-- Start Material for this exercise --

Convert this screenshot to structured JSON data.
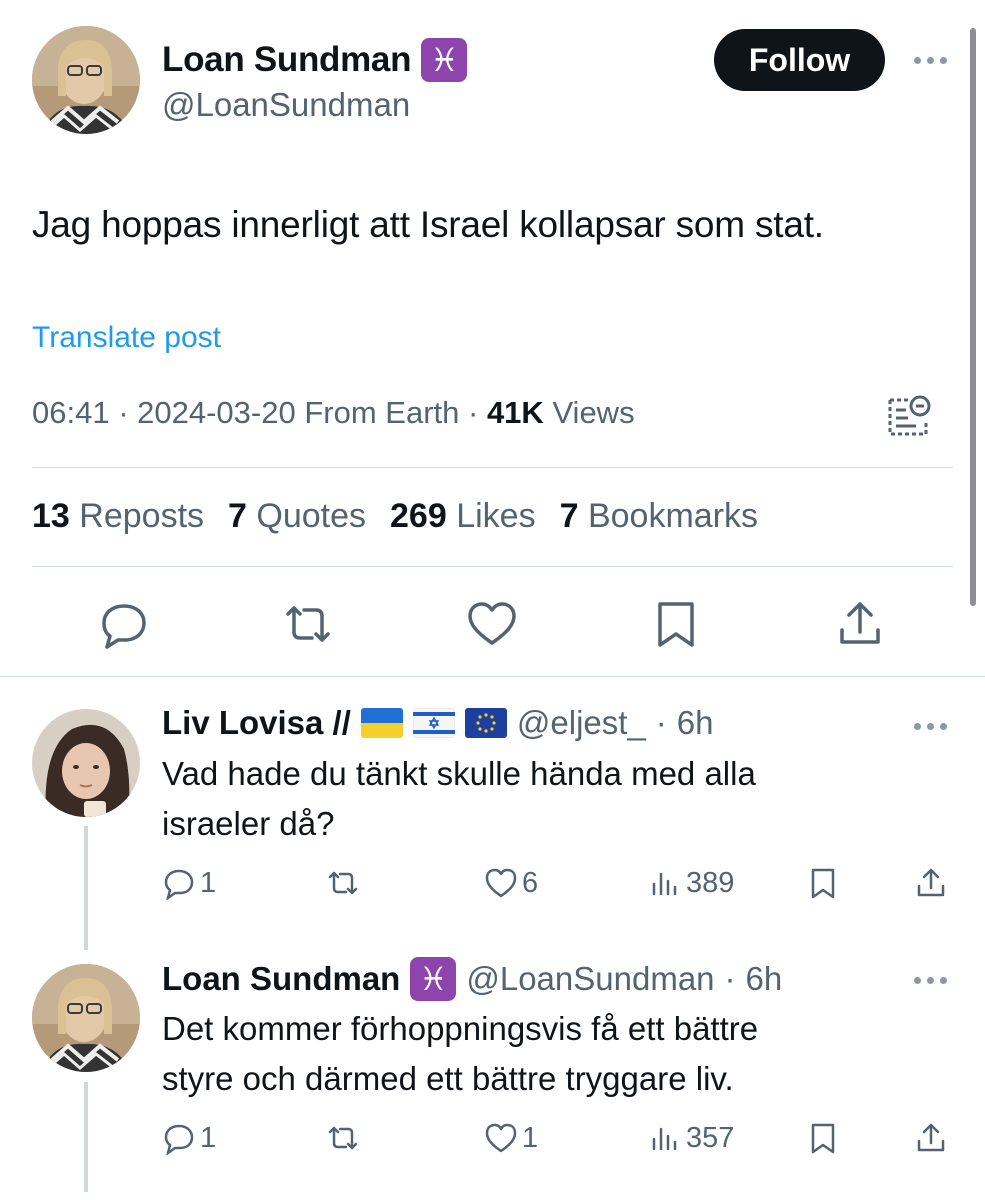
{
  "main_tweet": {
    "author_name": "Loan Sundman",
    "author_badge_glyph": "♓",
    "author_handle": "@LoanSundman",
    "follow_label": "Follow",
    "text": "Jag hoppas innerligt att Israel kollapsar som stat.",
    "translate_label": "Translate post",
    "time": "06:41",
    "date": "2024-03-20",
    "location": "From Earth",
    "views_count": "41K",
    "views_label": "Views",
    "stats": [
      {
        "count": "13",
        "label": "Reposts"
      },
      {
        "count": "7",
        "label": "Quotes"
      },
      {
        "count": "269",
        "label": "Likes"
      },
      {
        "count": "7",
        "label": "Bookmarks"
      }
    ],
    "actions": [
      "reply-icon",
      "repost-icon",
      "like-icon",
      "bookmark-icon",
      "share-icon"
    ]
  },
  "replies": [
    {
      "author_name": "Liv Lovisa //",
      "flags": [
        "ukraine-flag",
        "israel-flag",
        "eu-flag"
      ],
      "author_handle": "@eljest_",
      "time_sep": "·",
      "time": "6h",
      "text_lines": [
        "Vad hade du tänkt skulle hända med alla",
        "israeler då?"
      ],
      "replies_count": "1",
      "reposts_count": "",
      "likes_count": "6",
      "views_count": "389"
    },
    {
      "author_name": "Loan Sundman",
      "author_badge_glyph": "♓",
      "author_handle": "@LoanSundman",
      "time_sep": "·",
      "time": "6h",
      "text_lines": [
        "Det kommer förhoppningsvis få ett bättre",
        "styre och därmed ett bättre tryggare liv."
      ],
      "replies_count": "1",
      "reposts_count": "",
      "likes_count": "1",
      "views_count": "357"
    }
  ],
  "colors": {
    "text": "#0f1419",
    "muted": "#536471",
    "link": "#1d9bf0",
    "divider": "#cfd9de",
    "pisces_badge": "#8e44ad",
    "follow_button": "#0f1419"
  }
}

-- End Material for this exercise --

→ **Problem to work on**
Omit every picture, then repeat the remaining data exactly as it appears above.

→ **Response**
Convert this screenshot to structured JSON data.
{
  "main_tweet": {
    "author_name": "Loan Sundman",
    "author_badge_glyph": "♓",
    "author_handle": "@LoanSundman",
    "follow_label": "Follow",
    "text": "Jag hoppas innerligt att Israel kollapsar som stat.",
    "translate_label": "Translate post",
    "time": "06:41",
    "date": "2024-03-20",
    "location": "From Earth",
    "views_count": "41K",
    "views_label": "Views",
    "stats": [
      {
        "count": "13",
        "label": "Reposts"
      },
      {
        "count": "7",
        "label": "Quotes"
      },
      {
        "count": "269",
        "label": "Likes"
      },
      {
        "count": "7",
        "label": "Bookmarks"
      }
    ],
    "actions": [
      "reply-icon",
      "repost-icon",
      "like-icon",
      "bookmark-icon",
      "share-icon"
    ]
  },
  "replies": [
    {
      "author_name": "Liv Lovisa //",
      "flags": [
        "ukraine-flag",
        "israel-flag",
        "eu-flag"
      ],
      "author_handle": "@eljest_",
      "time_sep": "·",
      "time": "6h",
      "text_lines": [
        "Vad hade du tänkt skulle hända med alla",
        "israeler då?"
      ],
      "replies_count": "1",
      "reposts_count": "",
      "likes_count": "6",
      "views_count": "389"
    },
    {
      "author_name": "Loan Sundman",
      "author_badge_glyph": "♓",
      "author_handle": "@LoanSundman",
      "time_sep": "·",
      "time": "6h",
      "text_lines": [
        "Det kommer förhoppningsvis få ett bättre",
        "styre och därmed ett bättre tryggare liv."
      ],
      "replies_count": "1",
      "reposts_count": "",
      "likes_count": "1",
      "views_count": "357"
    }
  ],
  "colors": {
    "text": "#0f1419",
    "muted": "#536471",
    "link": "#1d9bf0",
    "divider": "#cfd9de",
    "pisces_badge": "#8e44ad",
    "follow_button": "#0f1419"
  }
}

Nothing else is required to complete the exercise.